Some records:
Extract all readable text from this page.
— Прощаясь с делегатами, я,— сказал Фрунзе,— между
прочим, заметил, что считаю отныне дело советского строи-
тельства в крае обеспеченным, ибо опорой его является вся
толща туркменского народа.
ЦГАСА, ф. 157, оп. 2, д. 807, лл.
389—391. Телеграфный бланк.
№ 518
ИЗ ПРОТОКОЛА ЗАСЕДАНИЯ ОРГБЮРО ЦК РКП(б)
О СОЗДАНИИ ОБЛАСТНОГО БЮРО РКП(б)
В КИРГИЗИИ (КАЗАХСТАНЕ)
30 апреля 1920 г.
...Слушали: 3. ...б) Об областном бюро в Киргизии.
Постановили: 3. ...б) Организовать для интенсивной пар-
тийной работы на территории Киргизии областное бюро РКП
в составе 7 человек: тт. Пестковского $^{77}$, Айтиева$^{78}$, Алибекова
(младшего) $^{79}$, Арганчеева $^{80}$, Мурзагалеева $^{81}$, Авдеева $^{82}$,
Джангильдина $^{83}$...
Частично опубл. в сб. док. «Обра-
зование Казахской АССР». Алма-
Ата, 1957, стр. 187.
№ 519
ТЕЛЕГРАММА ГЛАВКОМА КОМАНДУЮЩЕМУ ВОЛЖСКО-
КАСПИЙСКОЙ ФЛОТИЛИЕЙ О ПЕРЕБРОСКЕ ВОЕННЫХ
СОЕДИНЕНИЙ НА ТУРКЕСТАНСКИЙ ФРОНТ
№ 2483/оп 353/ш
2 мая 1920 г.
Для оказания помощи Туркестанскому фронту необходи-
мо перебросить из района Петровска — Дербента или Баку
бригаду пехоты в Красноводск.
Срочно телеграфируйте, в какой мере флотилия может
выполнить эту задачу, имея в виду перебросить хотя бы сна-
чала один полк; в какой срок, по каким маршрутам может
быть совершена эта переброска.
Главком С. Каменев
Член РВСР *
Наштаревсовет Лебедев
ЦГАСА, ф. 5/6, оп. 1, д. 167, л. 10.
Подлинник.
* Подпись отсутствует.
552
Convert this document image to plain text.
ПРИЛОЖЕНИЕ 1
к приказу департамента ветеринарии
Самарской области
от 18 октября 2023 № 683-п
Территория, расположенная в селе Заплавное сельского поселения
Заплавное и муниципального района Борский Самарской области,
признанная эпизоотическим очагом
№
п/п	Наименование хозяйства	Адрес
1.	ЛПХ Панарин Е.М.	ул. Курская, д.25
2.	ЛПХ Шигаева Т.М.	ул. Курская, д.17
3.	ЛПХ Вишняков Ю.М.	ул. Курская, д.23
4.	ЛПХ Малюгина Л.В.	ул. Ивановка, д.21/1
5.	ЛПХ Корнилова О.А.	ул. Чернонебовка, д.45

Exercise requirements: Using the records above, select and copy every line that has the word "района".

Reply to the exercise:
мо перебросить из района Петровска — Дербента или Баку
Заплавное и муниципального района Борский Самарской области,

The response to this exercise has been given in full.